Given problem: In the entries below, identify every line with the string "مطبوع" and copy it.

━━ Rows ━━

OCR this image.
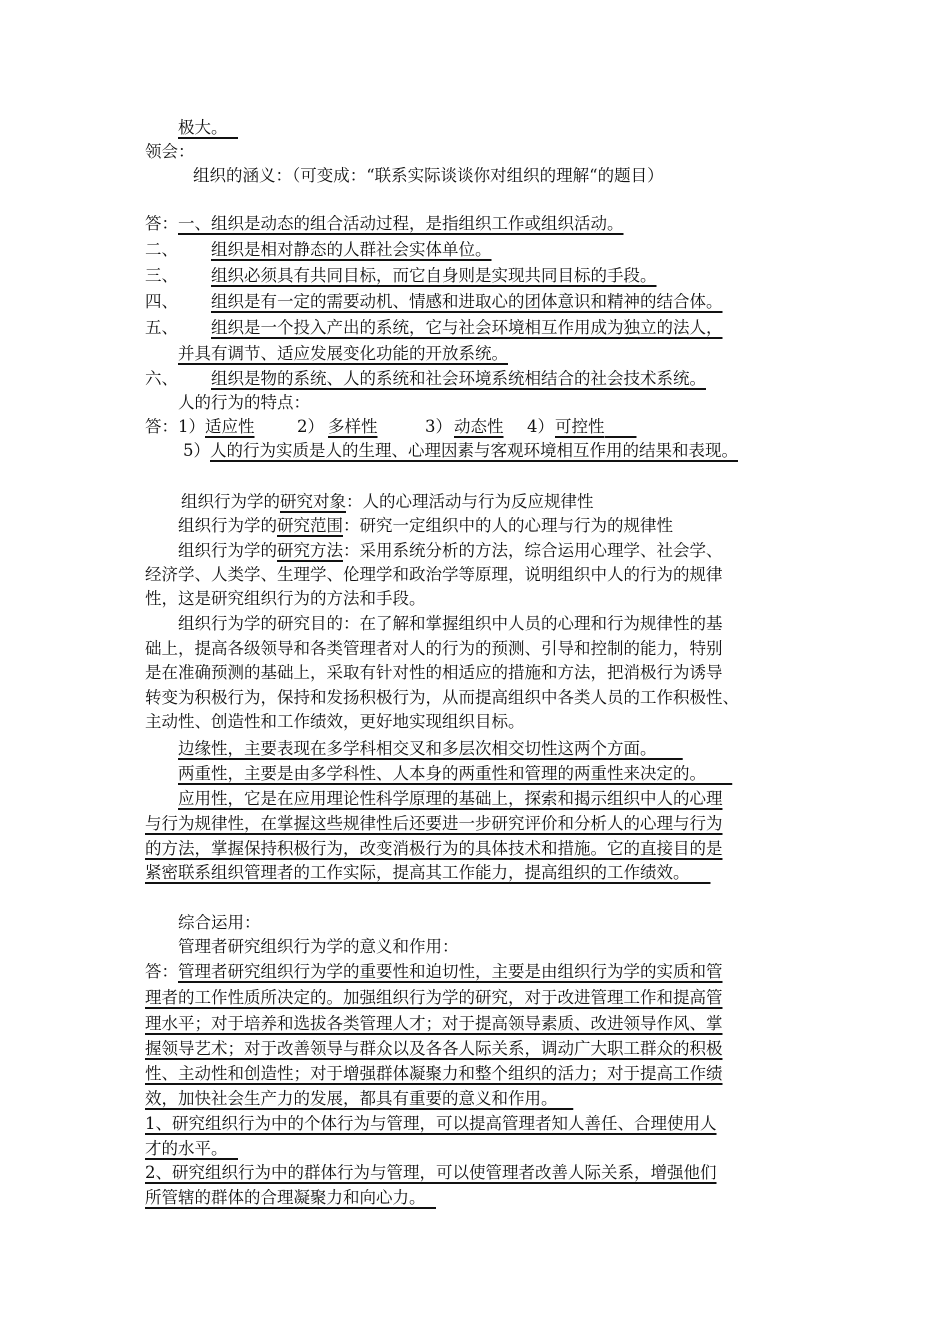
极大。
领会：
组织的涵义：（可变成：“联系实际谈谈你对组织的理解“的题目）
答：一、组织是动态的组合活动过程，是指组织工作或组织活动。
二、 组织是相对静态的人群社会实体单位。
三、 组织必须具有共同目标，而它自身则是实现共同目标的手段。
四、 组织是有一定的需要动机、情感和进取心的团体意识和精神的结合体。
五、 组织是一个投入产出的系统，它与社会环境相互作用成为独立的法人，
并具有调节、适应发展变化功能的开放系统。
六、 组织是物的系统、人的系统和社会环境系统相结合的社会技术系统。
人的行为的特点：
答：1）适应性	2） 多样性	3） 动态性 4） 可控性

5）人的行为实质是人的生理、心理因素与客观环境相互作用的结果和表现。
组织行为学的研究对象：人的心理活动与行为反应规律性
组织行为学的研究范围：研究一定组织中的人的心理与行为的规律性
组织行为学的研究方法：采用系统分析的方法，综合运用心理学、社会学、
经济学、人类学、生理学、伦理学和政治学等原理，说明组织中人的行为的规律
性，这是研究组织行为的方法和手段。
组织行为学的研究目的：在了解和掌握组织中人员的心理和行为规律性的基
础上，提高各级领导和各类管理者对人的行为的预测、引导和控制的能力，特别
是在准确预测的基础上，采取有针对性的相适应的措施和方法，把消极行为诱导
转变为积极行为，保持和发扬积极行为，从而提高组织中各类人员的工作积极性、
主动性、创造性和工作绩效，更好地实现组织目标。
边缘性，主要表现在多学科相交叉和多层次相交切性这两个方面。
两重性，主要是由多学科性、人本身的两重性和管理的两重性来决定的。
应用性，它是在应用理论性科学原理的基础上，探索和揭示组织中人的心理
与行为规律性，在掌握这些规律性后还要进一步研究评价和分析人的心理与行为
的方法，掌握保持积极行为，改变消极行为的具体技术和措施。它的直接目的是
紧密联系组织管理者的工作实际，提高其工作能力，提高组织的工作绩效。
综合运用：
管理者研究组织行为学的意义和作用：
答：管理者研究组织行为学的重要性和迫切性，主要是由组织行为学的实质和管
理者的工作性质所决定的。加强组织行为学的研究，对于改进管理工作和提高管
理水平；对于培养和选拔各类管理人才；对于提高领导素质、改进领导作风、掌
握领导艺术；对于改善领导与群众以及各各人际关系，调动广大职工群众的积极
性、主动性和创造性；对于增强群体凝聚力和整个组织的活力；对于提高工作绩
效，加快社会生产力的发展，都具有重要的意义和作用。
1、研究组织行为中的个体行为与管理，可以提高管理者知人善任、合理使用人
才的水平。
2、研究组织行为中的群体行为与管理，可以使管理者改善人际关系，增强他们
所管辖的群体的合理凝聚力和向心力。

━━━
━━ Rows ━━

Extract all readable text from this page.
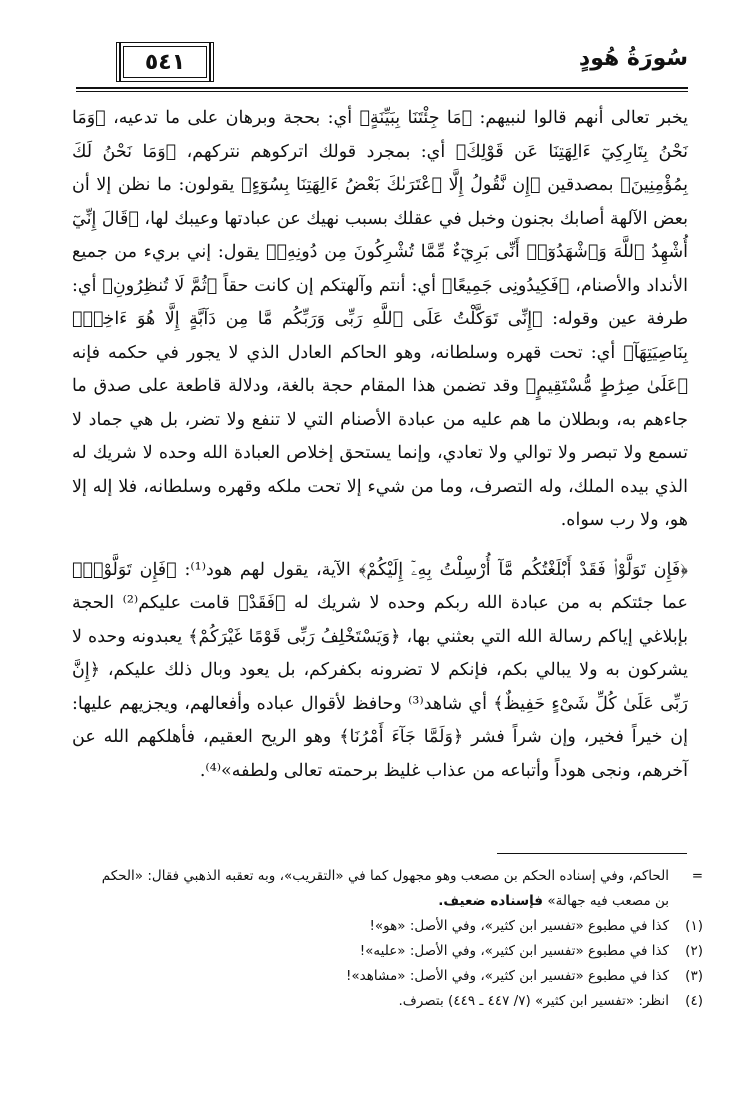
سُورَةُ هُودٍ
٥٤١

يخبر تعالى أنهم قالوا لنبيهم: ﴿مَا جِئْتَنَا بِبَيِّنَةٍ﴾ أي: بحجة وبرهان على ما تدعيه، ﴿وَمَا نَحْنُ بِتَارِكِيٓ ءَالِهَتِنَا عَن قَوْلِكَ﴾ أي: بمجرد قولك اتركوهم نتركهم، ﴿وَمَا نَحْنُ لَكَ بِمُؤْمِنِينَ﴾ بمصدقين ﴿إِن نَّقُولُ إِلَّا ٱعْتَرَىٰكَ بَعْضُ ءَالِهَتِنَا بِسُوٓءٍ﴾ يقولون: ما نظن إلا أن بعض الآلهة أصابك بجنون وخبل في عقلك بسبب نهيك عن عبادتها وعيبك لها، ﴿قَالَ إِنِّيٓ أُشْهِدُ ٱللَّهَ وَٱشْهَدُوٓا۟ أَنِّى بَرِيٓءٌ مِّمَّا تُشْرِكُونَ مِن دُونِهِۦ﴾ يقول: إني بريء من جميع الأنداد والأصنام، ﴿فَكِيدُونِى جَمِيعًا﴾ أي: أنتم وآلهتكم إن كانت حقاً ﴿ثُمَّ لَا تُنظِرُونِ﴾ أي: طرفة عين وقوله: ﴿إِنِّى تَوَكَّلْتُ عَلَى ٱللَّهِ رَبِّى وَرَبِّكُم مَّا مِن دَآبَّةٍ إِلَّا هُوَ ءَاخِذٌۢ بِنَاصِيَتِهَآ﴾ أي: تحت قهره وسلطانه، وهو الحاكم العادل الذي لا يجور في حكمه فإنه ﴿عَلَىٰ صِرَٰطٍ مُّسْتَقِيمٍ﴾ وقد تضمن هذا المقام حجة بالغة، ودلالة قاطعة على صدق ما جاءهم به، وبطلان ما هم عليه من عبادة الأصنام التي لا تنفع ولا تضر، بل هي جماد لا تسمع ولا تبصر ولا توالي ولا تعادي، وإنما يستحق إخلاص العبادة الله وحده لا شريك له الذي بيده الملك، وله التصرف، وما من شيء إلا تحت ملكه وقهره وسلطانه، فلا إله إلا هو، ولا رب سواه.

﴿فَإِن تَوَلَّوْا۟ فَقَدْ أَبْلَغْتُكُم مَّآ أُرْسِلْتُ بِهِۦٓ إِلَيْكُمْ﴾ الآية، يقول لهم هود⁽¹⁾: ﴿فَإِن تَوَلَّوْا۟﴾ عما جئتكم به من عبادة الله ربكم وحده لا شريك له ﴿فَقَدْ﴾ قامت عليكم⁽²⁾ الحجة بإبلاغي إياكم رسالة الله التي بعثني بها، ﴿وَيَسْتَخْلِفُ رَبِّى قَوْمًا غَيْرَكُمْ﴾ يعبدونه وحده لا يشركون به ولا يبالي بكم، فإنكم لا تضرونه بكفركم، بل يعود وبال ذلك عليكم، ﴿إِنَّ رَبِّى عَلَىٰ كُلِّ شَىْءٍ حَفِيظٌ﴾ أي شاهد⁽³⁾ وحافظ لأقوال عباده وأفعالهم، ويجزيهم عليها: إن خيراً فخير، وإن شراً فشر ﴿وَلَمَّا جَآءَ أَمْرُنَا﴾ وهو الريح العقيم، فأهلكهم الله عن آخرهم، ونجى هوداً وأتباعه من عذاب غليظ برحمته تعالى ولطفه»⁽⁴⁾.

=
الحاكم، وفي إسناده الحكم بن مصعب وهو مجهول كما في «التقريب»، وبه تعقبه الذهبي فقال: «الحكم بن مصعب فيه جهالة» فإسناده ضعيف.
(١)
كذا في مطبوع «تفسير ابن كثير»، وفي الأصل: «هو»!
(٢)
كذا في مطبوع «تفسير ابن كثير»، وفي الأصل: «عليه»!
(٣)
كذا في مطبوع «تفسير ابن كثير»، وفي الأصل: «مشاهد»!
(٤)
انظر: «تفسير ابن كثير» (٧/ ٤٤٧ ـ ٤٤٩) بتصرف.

━━━

Expected answer:
كذا في مطبوع «تفسير ابن كثير»، وفي الأصل: «هو»!
كذا في مطبوع «تفسير ابن كثير»، وفي الأصل: «عليه»!
كذا في مطبوع «تفسير ابن كثير»، وفي الأصل: «مشاهد»!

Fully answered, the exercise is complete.